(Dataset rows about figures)
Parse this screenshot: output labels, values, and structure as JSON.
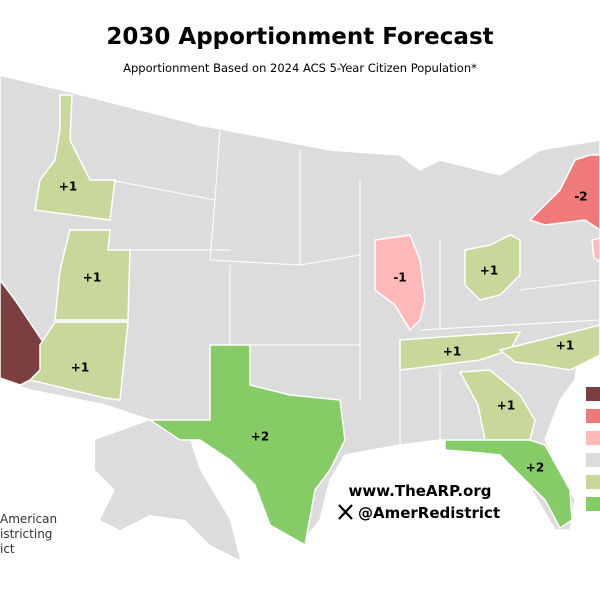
{
  "header": {
    "title": "2030 Apportionment Forecast",
    "subtitle": "Apportionment Based on 2024 ACS 5-Year Citizen Population*"
  },
  "states": [
    {
      "label": "+1"
    },
    {
      "label": "+1"
    },
    {
      "label": "+1"
    },
    {
      "label": "+2"
    },
    {
      "label": "-1"
    },
    {
      "label": "+1"
    },
    {
      "label": "-2"
    },
    {
      "label": "+1"
    },
    {
      "label": "+1"
    },
    {
      "label": "+1"
    },
    {
      "label": "+2"
    }
  ],
  "footer": {
    "website": "www.TheARP.org",
    "handle": "@AmerRedistrict"
  },
  "logo": {
    "lines": [
      "American",
      "istricting",
      "ict"
    ]
  }
}
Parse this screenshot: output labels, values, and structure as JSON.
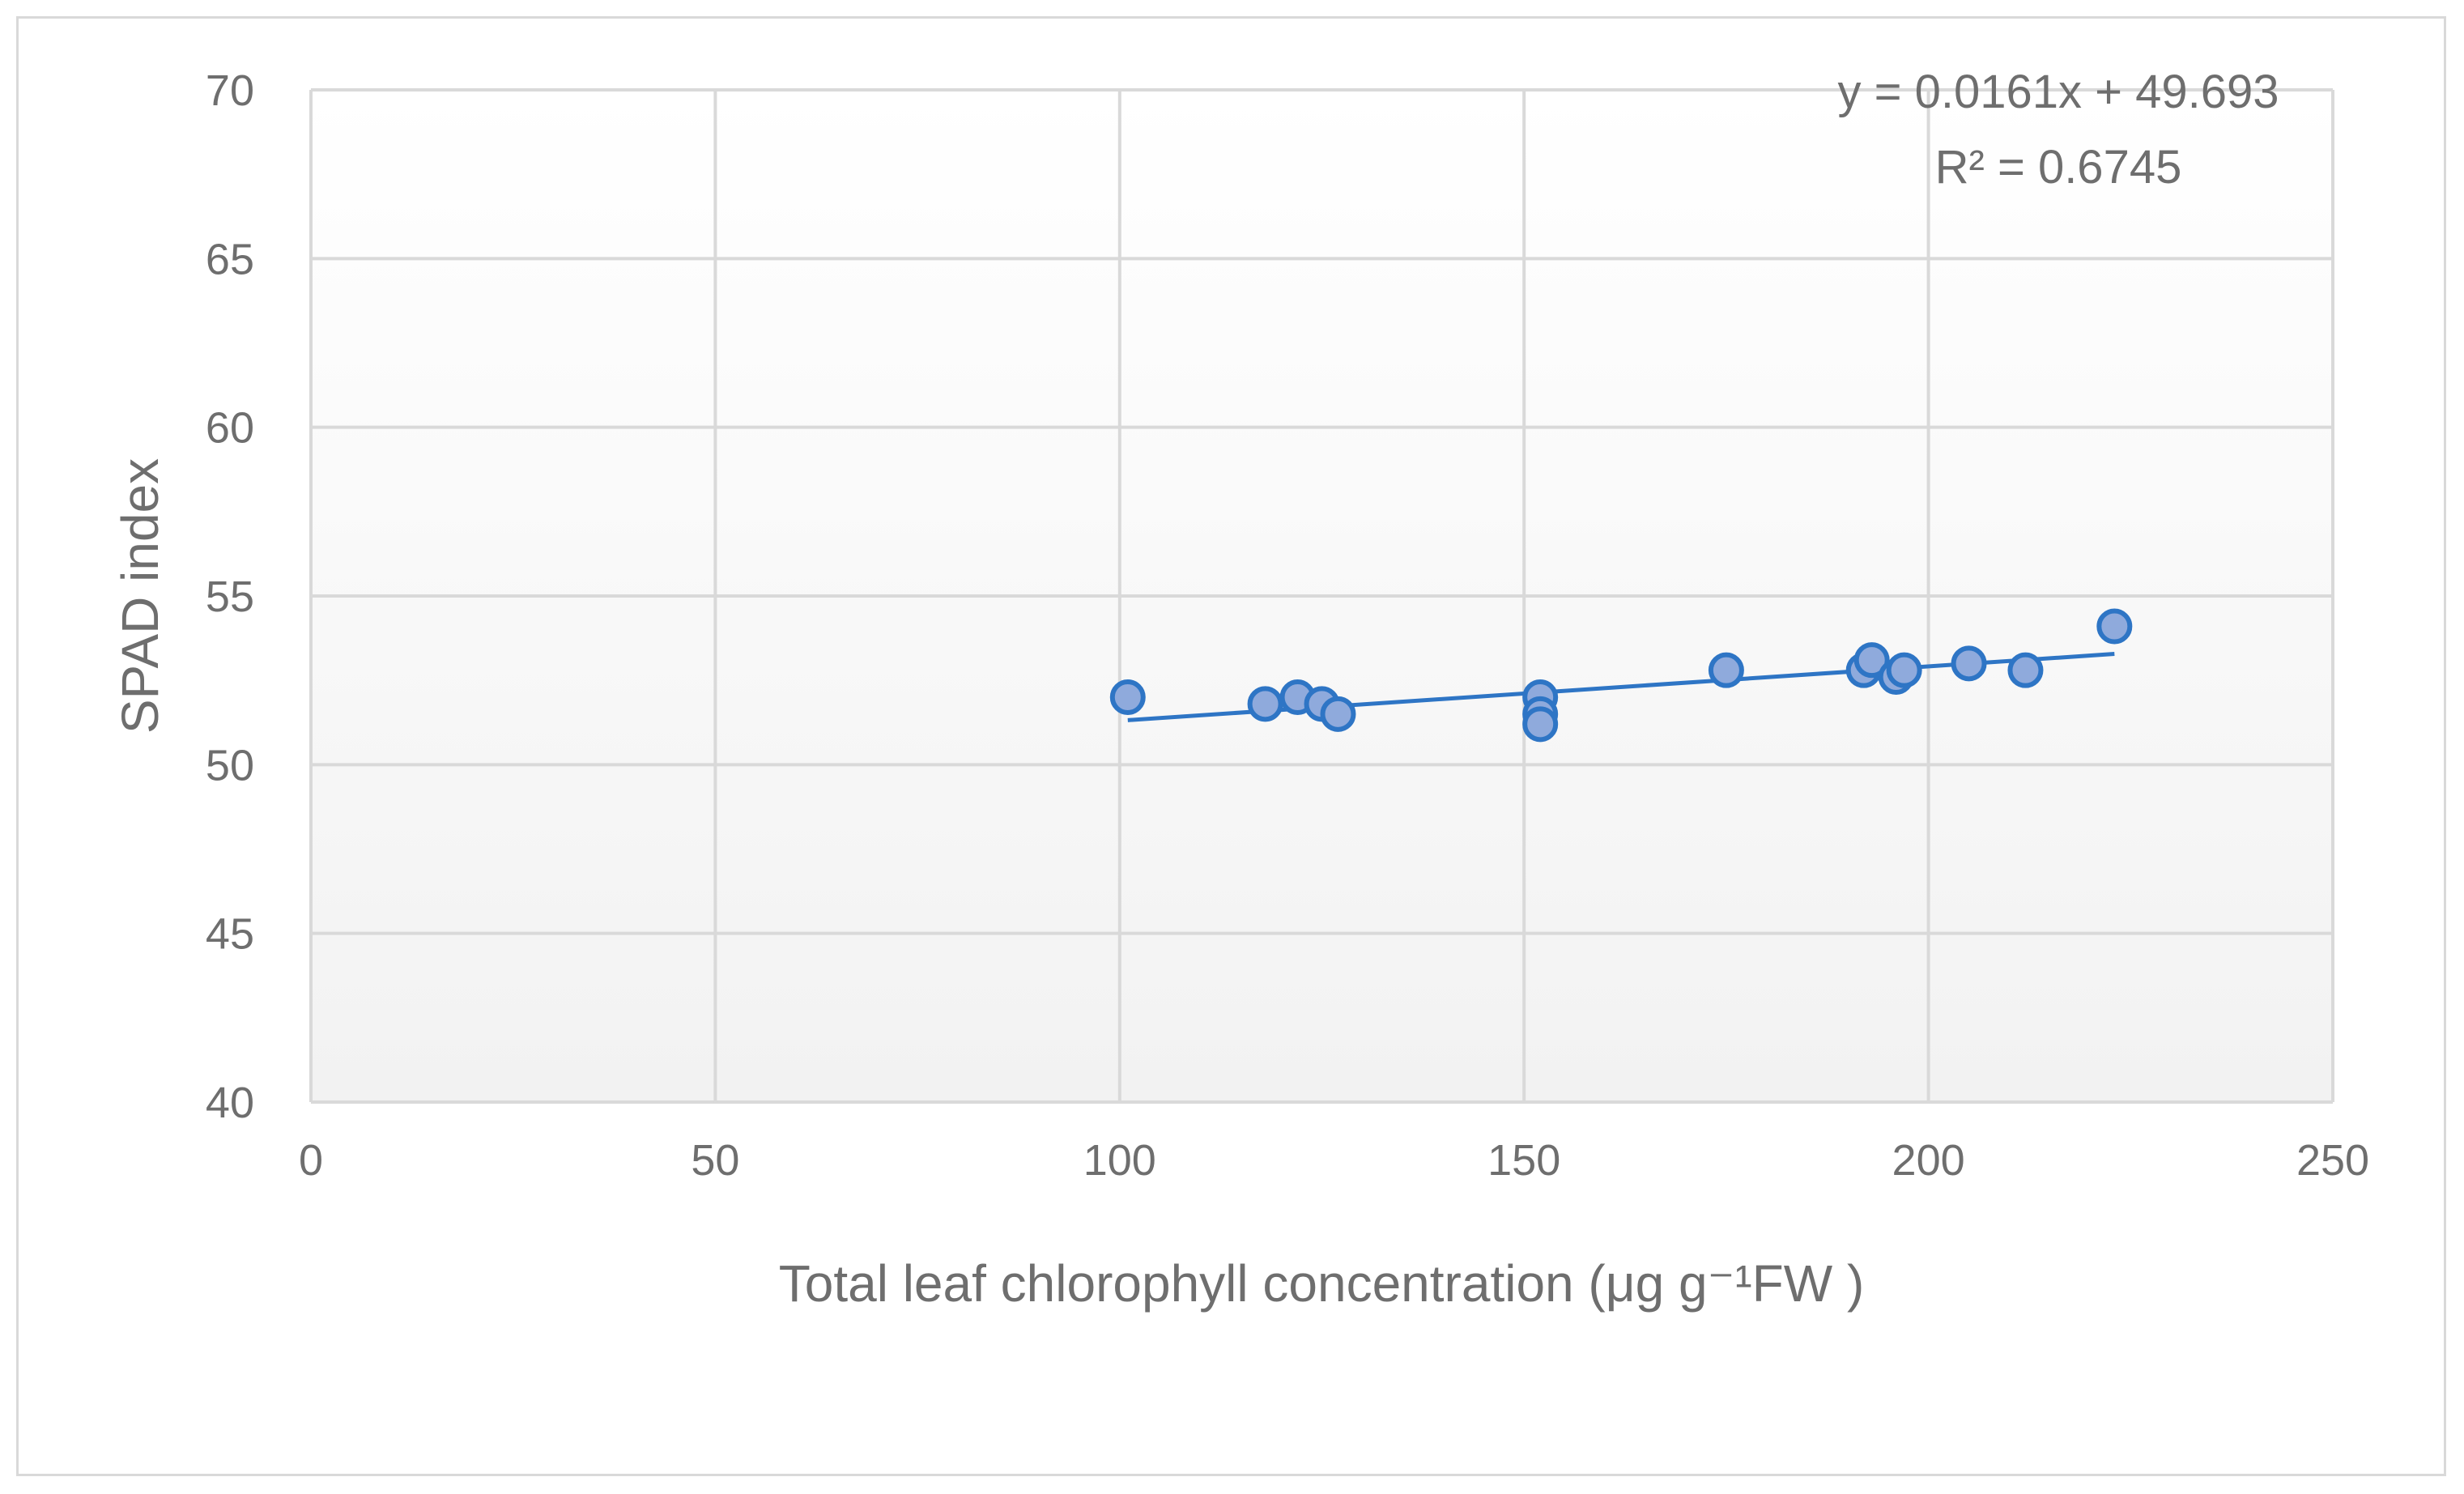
{
  "chart_data": {
    "type": "scatter",
    "title": "",
    "xlabel": "Total leaf chlorophyll concentration (μg g⁻¹FW   )",
    "ylabel": "SPAD index",
    "xlim": [
      0,
      250
    ],
    "ylim": [
      40,
      70
    ],
    "x_ticks": [
      "0",
      "50",
      "100",
      "150",
      "200",
      "250"
    ],
    "y_ticks": [
      "40",
      "45",
      "50",
      "55",
      "60",
      "65",
      "70"
    ],
    "x_tick_values": [
      0,
      50,
      100,
      150,
      200,
      250
    ],
    "y_tick_values": [
      40,
      45,
      50,
      55,
      60,
      65,
      70
    ],
    "grid": true,
    "legend": "none",
    "marker_fill": "#8faadc",
    "marker_edge": "#2e75c5",
    "trendline_color": "#2e75c5",
    "points": [
      {
        "x": 101,
        "y": 52.0
      },
      {
        "x": 118,
        "y": 51.8
      },
      {
        "x": 122,
        "y": 52.0
      },
      {
        "x": 125,
        "y": 51.8
      },
      {
        "x": 127,
        "y": 51.5
      },
      {
        "x": 152,
        "y": 52.0
      },
      {
        "x": 152,
        "y": 51.5
      },
      {
        "x": 152,
        "y": 51.2
      },
      {
        "x": 175,
        "y": 52.8
      },
      {
        "x": 192,
        "y": 52.8
      },
      {
        "x": 193,
        "y": 53.1
      },
      {
        "x": 196,
        "y": 52.6
      },
      {
        "x": 197,
        "y": 52.8
      },
      {
        "x": 205,
        "y": 53.0
      },
      {
        "x": 212,
        "y": 52.8
      },
      {
        "x": 223,
        "y": 54.1
      }
    ],
    "trendline": {
      "slope": 0.0161,
      "intercept": 49.693,
      "x_range": [
        101,
        223
      ],
      "equation": "y = 0.0161x + 49.693",
      "r_squared": "R² = 0.6745"
    }
  }
}
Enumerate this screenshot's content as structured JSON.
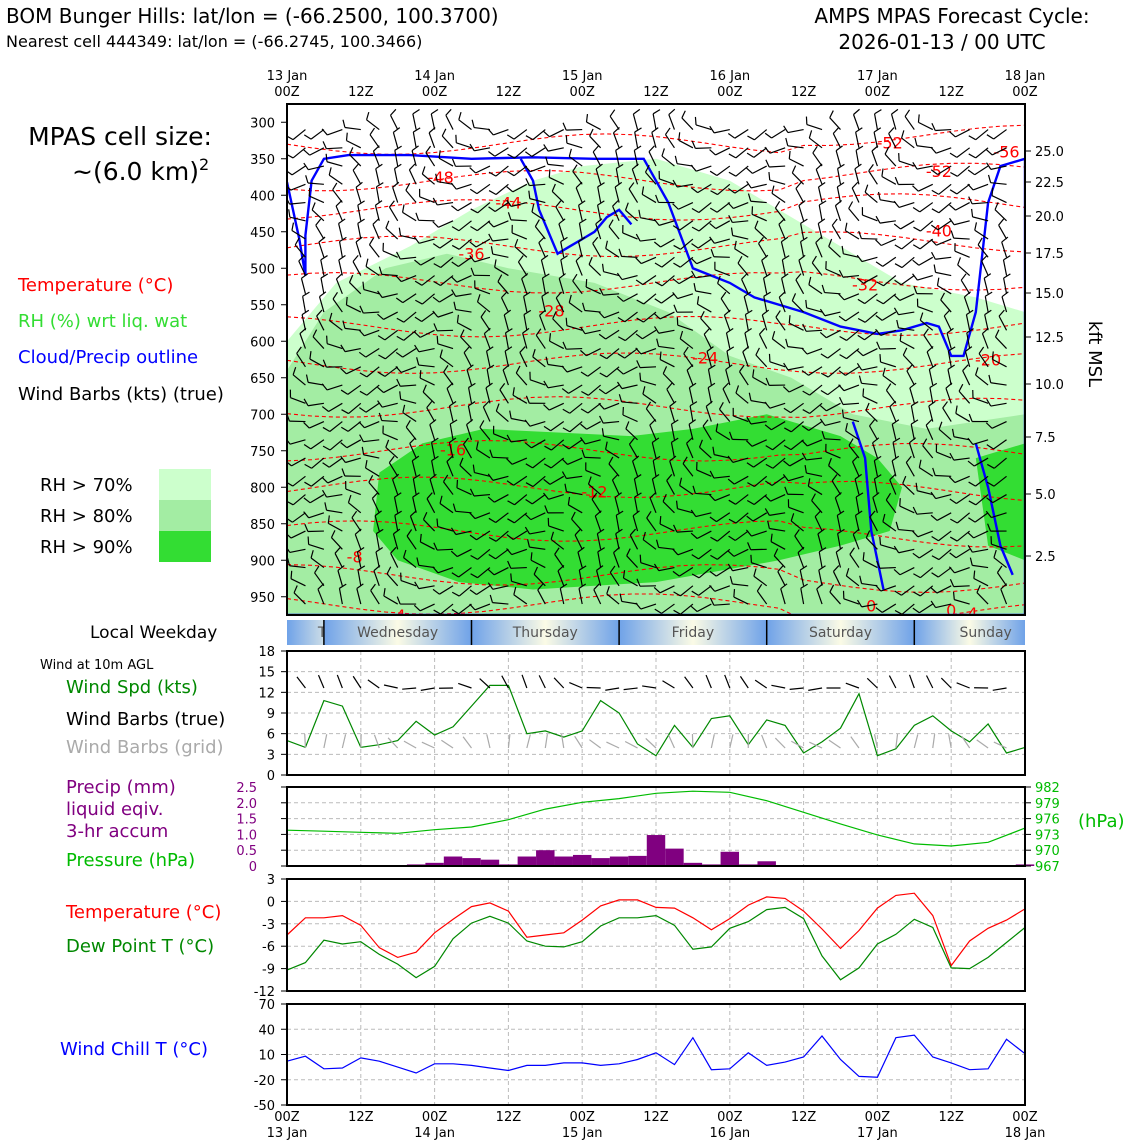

**What to do:** Reproduce the entries above without change, omitting all pictures.

**Task solution:**
Parse this screenshot: output labels, values, and structure as JSON.
{
  "header": {
    "title": "2030 Apportionment Forecast",
    "subtitle": "Apportionment Based on 2024 ACS 5-Year Citizen Population*"
  },
  "states": [
    {
      "label": "+1"
    },
    {
      "label": "+1"
    },
    {
      "label": "+1"
    },
    {
      "label": "+2"
    },
    {
      "label": "-1"
    },
    {
      "label": "+1"
    },
    {
      "label": "-2"
    },
    {
      "label": "+1"
    },
    {
      "label": "+1"
    },
    {
      "label": "+1"
    },
    {
      "label": "+2"
    }
  ],
  "footer": {
    "website": "www.TheARP.org",
    "handle": "@AmerRedistrict"
  },
  "logo": {
    "lines": [
      "American",
      "istricting",
      "ict"
    ]
  }
}
Parse this screenshot: output labels, values, and structure as JSON.
{
  "chart_data": {
    "type": "scatter",
    "title": "",
    "xlabel": "Total leaf chlorophyll concentration (μg g⁻¹FW   )",
    "ylabel": "SPAD index",
    "xlim": [
      0,
      250
    ],
    "ylim": [
      40,
      70
    ],
    "x_ticks": [
      "0",
      "50",
      "100",
      "150",
      "200",
      "250"
    ],
    "y_ticks": [
      "40",
      "45",
      "50",
      "55",
      "60",
      "65",
      "70"
    ],
    "x_tick_values": [
      0,
      50,
      100,
      150,
      200,
      250
    ],
    "y_tick_values": [
      40,
      45,
      50,
      55,
      60,
      65,
      70
    ],
    "grid": true,
    "legend": "none",
    "marker_fill": "#8faadc",
    "marker_edge": "#2e75c5",
    "trendline_color": "#2e75c5",
    "points": [
      {
        "x": 101,
        "y": 52.0
      },
      {
        "x": 118,
        "y": 51.8
      },
      {
        "x": 122,
        "y": 52.0
      },
      {
        "x": 125,
        "y": 51.8
      },
      {
        "x": 127,
        "y": 51.5
      },
      {
        "x": 152,
        "y": 52.0
      },
      {
        "x": 152,
        "y": 51.5
      },
      {
        "x": 152,
        "y": 51.2
      },
      {
        "x": 175,
        "y": 52.8
      },
      {
        "x": 192,
        "y": 52.8
      },
      {
        "x": 193,
        "y": 53.1
      },
      {
        "x": 196,
        "y": 52.6
      },
      {
        "x": 197,
        "y": 52.8
      },
      {
        "x": 205,
        "y": 53.0
      },
      {
        "x": 212,
        "y": 52.8
      },
      {
        "x": 223,
        "y": 54.1
      }
    ],
    "trendline": {
      "slope": 0.0161,
      "intercept": 49.693,
      "x_range": [
        101,
        223
      ],
      "equation": "y = 0.0161x + 49.693",
      "r_squared": "R² = 0.6745"
    }
  }
}
Enumerate this screenshot's content as structured JSON.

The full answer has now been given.